Exercise requirements:
Count every line that includes the string "caption" in the entries that follow. Nothing besides the number is needed.
────
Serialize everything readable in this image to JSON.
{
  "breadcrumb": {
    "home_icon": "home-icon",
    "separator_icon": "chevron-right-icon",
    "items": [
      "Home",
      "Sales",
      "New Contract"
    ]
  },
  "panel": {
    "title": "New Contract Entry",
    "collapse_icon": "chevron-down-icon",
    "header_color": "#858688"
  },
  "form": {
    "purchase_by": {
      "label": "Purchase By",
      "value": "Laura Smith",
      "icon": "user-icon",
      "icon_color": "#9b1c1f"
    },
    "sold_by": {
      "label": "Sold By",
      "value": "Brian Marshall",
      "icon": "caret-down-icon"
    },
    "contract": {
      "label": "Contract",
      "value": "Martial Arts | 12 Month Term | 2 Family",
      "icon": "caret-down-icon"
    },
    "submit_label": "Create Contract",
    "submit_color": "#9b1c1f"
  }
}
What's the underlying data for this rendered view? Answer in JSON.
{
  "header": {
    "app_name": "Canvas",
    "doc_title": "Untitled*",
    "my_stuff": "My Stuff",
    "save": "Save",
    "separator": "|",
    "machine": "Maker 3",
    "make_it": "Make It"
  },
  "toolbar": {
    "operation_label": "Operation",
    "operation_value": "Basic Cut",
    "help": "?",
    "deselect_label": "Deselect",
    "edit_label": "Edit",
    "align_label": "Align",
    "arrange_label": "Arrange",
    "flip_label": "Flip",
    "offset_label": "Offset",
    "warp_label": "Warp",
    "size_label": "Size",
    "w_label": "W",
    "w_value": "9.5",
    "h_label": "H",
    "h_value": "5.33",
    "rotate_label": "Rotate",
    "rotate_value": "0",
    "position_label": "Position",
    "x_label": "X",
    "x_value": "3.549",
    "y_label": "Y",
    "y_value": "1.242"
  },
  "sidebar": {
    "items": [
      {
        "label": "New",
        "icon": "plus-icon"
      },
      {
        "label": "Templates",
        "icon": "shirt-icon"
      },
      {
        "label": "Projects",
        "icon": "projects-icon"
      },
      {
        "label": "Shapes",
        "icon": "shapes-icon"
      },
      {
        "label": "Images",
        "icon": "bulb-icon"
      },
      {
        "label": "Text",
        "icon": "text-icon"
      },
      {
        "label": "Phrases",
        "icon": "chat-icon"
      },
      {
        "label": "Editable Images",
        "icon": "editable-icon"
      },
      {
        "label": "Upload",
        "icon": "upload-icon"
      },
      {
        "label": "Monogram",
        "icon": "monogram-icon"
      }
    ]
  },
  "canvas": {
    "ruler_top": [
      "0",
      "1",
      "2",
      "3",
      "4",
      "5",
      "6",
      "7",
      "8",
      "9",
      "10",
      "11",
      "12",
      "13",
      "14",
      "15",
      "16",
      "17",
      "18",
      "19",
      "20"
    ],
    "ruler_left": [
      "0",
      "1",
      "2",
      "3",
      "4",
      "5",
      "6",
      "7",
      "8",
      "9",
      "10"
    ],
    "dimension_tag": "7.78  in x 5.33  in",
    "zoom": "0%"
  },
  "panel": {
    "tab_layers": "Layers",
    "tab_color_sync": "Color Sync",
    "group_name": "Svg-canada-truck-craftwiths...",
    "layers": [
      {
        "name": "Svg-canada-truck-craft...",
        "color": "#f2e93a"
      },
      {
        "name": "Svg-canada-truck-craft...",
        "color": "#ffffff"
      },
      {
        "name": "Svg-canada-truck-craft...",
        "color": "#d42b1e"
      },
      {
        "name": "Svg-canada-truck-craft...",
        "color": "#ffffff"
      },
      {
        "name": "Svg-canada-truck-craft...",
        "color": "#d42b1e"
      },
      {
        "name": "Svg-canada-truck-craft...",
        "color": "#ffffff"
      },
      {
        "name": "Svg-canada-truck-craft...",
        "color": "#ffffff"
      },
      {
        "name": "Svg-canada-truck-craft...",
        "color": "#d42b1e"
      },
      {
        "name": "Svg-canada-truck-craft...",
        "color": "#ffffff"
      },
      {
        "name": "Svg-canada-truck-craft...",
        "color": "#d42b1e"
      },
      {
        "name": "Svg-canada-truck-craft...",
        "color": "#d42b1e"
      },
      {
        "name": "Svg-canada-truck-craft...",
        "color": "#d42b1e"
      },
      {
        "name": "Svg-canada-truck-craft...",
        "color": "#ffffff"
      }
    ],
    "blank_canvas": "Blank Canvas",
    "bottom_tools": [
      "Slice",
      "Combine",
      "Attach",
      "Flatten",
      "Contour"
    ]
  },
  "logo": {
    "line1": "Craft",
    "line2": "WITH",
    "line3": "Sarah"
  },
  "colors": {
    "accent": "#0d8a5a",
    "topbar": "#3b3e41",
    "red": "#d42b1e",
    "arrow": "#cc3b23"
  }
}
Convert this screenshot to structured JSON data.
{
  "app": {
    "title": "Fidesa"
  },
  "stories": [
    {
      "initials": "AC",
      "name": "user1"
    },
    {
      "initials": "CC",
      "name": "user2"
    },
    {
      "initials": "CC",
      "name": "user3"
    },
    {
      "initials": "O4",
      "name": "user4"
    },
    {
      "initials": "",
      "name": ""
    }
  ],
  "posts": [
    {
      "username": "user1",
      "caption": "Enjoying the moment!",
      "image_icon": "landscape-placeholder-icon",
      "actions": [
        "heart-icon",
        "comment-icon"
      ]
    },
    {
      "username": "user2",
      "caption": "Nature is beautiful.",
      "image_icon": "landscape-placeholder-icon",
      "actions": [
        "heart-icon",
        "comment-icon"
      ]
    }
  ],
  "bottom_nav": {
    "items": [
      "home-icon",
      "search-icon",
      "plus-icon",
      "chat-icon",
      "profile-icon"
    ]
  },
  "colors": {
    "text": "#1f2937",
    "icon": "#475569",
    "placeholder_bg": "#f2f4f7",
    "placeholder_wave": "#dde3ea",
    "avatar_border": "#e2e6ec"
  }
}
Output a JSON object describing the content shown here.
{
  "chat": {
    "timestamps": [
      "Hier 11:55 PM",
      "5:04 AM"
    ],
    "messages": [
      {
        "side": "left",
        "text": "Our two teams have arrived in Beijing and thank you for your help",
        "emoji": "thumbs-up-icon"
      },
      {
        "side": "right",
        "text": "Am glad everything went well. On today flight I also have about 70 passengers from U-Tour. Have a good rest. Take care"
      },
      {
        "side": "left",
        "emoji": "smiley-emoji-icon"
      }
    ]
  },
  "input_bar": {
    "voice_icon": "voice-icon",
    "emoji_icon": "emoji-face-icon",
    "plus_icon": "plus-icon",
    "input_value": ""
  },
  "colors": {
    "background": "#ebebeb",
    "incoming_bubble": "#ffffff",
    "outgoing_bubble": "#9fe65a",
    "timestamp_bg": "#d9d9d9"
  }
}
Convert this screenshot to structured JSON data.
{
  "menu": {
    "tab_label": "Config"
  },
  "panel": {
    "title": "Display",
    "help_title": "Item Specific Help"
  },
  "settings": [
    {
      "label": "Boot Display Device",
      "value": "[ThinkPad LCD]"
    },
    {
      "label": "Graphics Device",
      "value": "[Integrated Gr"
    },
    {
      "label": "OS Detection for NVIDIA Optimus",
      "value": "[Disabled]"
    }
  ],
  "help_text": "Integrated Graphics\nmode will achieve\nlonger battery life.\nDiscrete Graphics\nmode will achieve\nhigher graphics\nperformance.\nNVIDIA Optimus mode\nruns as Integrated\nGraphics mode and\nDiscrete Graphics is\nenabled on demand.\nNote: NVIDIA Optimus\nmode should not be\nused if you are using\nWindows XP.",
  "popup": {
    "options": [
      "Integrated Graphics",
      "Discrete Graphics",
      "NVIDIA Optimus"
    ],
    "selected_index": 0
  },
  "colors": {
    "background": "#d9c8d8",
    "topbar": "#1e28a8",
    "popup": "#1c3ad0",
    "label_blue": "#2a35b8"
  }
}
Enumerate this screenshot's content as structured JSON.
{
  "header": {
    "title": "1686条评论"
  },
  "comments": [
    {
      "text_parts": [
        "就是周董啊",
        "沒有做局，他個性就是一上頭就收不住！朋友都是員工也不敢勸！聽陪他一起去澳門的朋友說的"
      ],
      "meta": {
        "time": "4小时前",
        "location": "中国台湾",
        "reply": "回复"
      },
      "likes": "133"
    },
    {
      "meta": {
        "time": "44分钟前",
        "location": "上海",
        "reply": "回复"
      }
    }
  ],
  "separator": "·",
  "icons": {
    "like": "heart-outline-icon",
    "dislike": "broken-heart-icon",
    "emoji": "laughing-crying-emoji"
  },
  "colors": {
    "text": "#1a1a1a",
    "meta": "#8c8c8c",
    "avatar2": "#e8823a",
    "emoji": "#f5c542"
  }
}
────
Task answer:
2